>>>>>
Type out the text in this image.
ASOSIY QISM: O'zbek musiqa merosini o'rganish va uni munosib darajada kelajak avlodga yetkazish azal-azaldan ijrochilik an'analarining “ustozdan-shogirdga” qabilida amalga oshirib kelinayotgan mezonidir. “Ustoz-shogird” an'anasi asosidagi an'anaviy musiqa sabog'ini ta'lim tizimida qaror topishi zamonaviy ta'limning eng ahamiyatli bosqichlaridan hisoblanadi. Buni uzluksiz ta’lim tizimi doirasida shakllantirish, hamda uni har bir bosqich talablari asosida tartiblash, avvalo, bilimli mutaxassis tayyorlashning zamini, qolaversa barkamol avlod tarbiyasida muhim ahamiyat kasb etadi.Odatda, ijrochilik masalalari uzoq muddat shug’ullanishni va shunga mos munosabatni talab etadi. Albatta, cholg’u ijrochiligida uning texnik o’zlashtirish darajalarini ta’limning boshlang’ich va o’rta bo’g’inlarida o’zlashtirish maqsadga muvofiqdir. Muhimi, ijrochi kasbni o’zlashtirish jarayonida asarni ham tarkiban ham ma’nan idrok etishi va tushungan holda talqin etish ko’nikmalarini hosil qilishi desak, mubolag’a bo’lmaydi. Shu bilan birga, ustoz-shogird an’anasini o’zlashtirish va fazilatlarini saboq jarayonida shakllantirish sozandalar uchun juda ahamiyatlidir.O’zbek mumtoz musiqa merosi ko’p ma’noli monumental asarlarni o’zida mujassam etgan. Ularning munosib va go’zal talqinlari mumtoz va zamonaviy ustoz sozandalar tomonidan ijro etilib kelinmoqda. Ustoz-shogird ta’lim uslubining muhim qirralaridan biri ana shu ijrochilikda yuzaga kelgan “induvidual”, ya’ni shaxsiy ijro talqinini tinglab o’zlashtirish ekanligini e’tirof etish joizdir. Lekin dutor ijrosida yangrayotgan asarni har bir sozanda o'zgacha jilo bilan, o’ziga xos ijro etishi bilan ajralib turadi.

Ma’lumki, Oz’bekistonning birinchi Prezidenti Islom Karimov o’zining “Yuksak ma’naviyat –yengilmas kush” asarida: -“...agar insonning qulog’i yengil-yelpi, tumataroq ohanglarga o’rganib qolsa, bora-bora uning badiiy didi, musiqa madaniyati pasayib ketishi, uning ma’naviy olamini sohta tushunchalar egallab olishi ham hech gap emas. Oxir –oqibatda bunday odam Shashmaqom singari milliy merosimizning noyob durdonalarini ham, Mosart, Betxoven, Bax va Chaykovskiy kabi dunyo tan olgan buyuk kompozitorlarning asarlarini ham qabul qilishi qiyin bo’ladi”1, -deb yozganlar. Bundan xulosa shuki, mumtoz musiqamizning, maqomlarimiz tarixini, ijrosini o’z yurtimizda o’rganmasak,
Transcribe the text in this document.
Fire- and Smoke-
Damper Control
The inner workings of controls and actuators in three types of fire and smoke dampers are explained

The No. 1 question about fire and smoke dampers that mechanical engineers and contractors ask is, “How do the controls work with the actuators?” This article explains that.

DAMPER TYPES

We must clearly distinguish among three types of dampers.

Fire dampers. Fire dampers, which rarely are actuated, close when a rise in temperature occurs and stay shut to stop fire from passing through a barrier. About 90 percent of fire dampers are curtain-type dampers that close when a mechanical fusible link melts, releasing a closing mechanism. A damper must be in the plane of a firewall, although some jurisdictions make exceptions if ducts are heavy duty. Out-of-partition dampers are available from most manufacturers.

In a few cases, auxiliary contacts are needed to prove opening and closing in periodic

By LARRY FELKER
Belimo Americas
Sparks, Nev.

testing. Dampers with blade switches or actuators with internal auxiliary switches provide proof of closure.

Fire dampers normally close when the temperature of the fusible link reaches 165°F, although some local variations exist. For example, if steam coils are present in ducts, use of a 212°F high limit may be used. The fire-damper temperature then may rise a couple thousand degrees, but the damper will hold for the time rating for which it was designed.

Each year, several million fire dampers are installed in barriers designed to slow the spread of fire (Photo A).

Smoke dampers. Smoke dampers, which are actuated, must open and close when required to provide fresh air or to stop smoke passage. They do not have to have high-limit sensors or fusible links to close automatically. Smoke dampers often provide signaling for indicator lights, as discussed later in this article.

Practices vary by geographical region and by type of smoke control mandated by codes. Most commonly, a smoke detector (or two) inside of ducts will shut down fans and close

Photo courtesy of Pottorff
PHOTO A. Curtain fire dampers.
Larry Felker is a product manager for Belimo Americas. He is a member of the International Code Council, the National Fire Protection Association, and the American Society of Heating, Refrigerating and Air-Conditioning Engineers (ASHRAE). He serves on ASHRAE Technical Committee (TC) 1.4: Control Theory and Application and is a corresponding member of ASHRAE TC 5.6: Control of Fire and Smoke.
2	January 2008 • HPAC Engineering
<<<<<
(Stated problem) Restate the whole listing exactly.

(Task response)
Type out the text in this image.
ASOSIY QISM: O'zbek musiqa merosini o'rganish va uni munosib darajada kelajak avlodga yetkazish azal-azaldan ijrochilik an'analarining “ustozdan-shogirdga” qabilida amalga oshirib kelinayotgan mezonidir. “Ustoz-shogird” an'anasi asosidagi an'anaviy musiqa sabog'ini ta'lim tizimida qaror topishi zamonaviy ta'limning eng ahamiyatli bosqichlaridan hisoblanadi. Buni uzluksiz ta’lim tizimi doirasida shakllantirish, hamda uni har bir bosqich talablari asosida tartiblash, avvalo, bilimli mutaxassis tayyorlashning zamini, qolaversa barkamol avlod tarbiyasida muhim ahamiyat kasb etadi.Odatda, ijrochilik masalalari uzoq muddat shug’ullanishni va shunga mos munosabatni talab etadi. Albatta, cholg’u ijrochiligida uning texnik o’zlashtirish darajalarini ta’limning boshlang’ich va o’rta bo’g’inlarida o’zlashtirish maqsadga muvofiqdir. Muhimi, ijrochi kasbni o’zlashtirish jarayonida asarni ham tarkiban ham ma’nan idrok etishi va tushungan holda talqin etish ko’nikmalarini hosil qilishi desak, mubolag’a bo’lmaydi. Shu bilan birga, ustoz-shogird an’anasini o’zlashtirish va fazilatlarini saboq jarayonida shakllantirish sozandalar uchun juda ahamiyatlidir.O’zbek mumtoz musiqa merosi ko’p ma’noli monumental asarlarni o’zida mujassam etgan. Ularning munosib va go’zal talqinlari mumtoz va zamonaviy ustoz sozandalar tomonidan ijro etilib kelinmoqda. Ustoz-shogird ta’lim uslubining muhim qirralaridan biri ana shu ijrochilikda yuzaga kelgan “induvidual”, ya’ni shaxsiy ijro talqinini tinglab o’zlashtirish ekanligini e’tirof etish joizdir. Lekin dutor ijrosida yangrayotgan asarni har bir sozanda o'zgacha jilo bilan, o’ziga xos ijro etishi bilan ajralib turadi.

Ma’lumki, Oz’bekistonning birinchi Prezidenti Islom Karimov o’zining “Yuksak ma’naviyat –yengilmas kush” asarida: -“...agar insonning qulog’i yengil-yelpi, tumataroq ohanglarga o’rganib qolsa, bora-bora uning badiiy didi, musiqa madaniyati pasayib ketishi, uning ma’naviy olamini sohta tushunchalar egallab olishi ham hech gap emas. Oxir –oqibatda bunday odam Shashmaqom singari milliy merosimizning noyob durdonalarini ham, Mosart, Betxoven, Bax va Chaykovskiy kabi dunyo tan olgan buyuk kompozitorlarning asarlarini ham qabul qilishi qiyin bo’ladi”1, -deb yozganlar. Bundan xulosa shuki, mumtoz musiqamizning, maqomlarimiz tarixini, ijrosini o’z yurtimizda o’rganmasak,
Transcribe the text in this document.
Fire- and Smoke-
Damper Control
The inner workings of controls and actuators in three types of fire and smoke dampers are explained

The No. 1 question about fire and smoke dampers that mechanical engineers and contractors ask is, “How do the controls work with the actuators?” This article explains that.

DAMPER TYPES

We must clearly distinguish among three types of dampers.

Fire dampers. Fire dampers, which rarely are actuated, close when a rise in temperature occurs and stay shut to stop fire from passing through a barrier. About 90 percent of fire dampers are curtain-type dampers that close when a mechanical fusible link melts, releasing a closing mechanism. A damper must be in the plane of a firewall, although some jurisdictions make exceptions if ducts are heavy duty. Out-of-partition dampers are available from most manufacturers.

In a few cases, auxiliary contacts are needed to prove opening and closing in periodic

By LARRY FELKER
Belimo Americas
Sparks, Nev.

testing. Dampers with blade switches or actuators with internal auxiliary switches provide proof of closure.

Fire dampers normally close when the temperature of the fusible link reaches 165°F, although some local variations exist. For example, if steam coils are present in ducts, use of a 212°F high limit may be used. The fire-damper temperature then may rise a couple thousand degrees, but the damper will hold for the time rating for which it was designed.

Each year, several million fire dampers are installed in barriers designed to slow the spread of fire (Photo A).

Smoke dampers. Smoke dampers, which are actuated, must open and close when required to provide fresh air or to stop smoke passage. They do not have to have high-limit sensors or fusible links to close automatically. Smoke dampers often provide signaling for indicator lights, as discussed later in this article.

Practices vary by geographical region and by type of smoke control mandated by codes. Most commonly, a smoke detector (or two) inside of ducts will shut down fans and close

Photo courtesy of Pottorff
PHOTO A. Curtain fire dampers.
Larry Felker is a product manager for Belimo Americas. He is a member of the International Code Council, the National Fire Protection Association, and the American Society of Heating, Refrigerating and Air-Conditioning Engineers (ASHRAE). He serves on ASHRAE Technical Committee (TC) 1.4: Control Theory and Application and is a corresponding member of ASHRAE TC 5.6: Control of Fire and Smoke.
2	January 2008 • HPAC Engineering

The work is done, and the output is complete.